Written exercise: Pictures do not belong in the copy; restate the records below word for word.

Data for processing:
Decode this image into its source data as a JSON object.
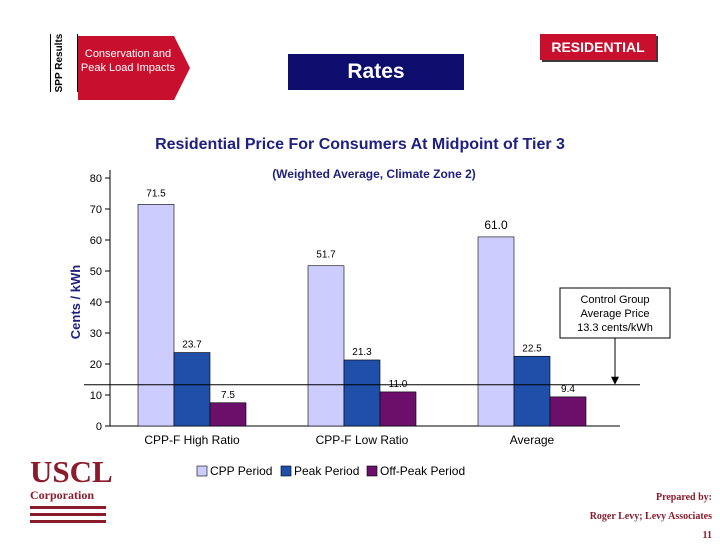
{
  "header": {
    "side_tab_label": "SPP Results",
    "section_label": "Conservation and Peak Load Impacts",
    "rates_title": "Rates",
    "category_badge": "RESIDENTIAL"
  },
  "chart_title": "Residential Price For Consumers At Midpoint of Tier 3",
  "colors": {
    "cpp": "#ccccff",
    "peak": "#1f4fa8",
    "offpeak": "#6b0f6b",
    "arrow": "#c8102e",
    "rates_box": "#0d0d6e",
    "title_text": "#202080",
    "logo": "#8b1c2c"
  },
  "chart_data": {
    "type": "bar",
    "subtitle": "(Weighted Average, Climate Zone 2)",
    "ylabel": "Cents / kWh",
    "xlabel": "",
    "ylim": [
      0,
      80
    ],
    "yticks": [
      0,
      10,
      20,
      30,
      40,
      50,
      60,
      70,
      80
    ],
    "categories": [
      "CPP-F High Ratio",
      "CPP-F Low Ratio",
      "Average"
    ],
    "series": [
      {
        "name": "CPP Period",
        "values": [
          71.5,
          51.7,
          61.0
        ],
        "labels": [
          "71.5",
          "51.7",
          "61.0"
        ]
      },
      {
        "name": "Peak Period",
        "values": [
          23.7,
          21.3,
          22.5
        ],
        "labels": [
          "23.7",
          "21.3",
          "22.5"
        ]
      },
      {
        "name": "Off-Peak Period",
        "values": [
          7.5,
          11.0,
          9.4
        ],
        "labels": [
          "7.5",
          "11.0",
          "9.4"
        ]
      }
    ],
    "reference_line": {
      "value": 13.3
    },
    "annotation": "Control Group Average Price 13.3 cents/kWh",
    "legend_position": "bottom"
  },
  "logo": {
    "name": "USCL",
    "sub": "Corporation"
  },
  "footer": {
    "prepared_by": "Prepared by:",
    "author": "Roger Levy; Levy Associates",
    "page_number": "11"
  }
}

Exercise response:
Decode this image into its source data as a JSON object.
{
  "header": {
    "side_tab_label": "SPP Results",
    "section_label": "Conservation and Peak Load Impacts",
    "rates_title": "Rates",
    "category_badge": "RESIDENTIAL"
  },
  "chart_title": "Residential Price For Consumers At Midpoint of Tier 3",
  "colors": {
    "cpp": "#ccccff",
    "peak": "#1f4fa8",
    "offpeak": "#6b0f6b",
    "arrow": "#c8102e",
    "rates_box": "#0d0d6e",
    "title_text": "#202080",
    "logo": "#8b1c2c"
  },
  "chart_data": {
    "type": "bar",
    "subtitle": "(Weighted Average, Climate Zone 2)",
    "ylabel": "Cents / kWh",
    "xlabel": "",
    "ylim": [
      0,
      80
    ],
    "yticks": [
      0,
      10,
      20,
      30,
      40,
      50,
      60,
      70,
      80
    ],
    "categories": [
      "CPP-F High Ratio",
      "CPP-F Low Ratio",
      "Average"
    ],
    "series": [
      {
        "name": "CPP Period",
        "values": [
          71.5,
          51.7,
          61.0
        ],
        "labels": [
          "71.5",
          "51.7",
          "61.0"
        ]
      },
      {
        "name": "Peak Period",
        "values": [
          23.7,
          21.3,
          22.5
        ],
        "labels": [
          "23.7",
          "21.3",
          "22.5"
        ]
      },
      {
        "name": "Off-Peak Period",
        "values": [
          7.5,
          11.0,
          9.4
        ],
        "labels": [
          "7.5",
          "11.0",
          "9.4"
        ]
      }
    ],
    "reference_line": {
      "value": 13.3
    },
    "annotation": "Control Group Average Price 13.3 cents/kWh",
    "legend_position": "bottom"
  },
  "logo": {
    "name": "USCL",
    "sub": "Corporation"
  },
  "footer": {
    "prepared_by": "Prepared by:",
    "author": "Roger Levy; Levy Associates",
    "page_number": "11"
  }
}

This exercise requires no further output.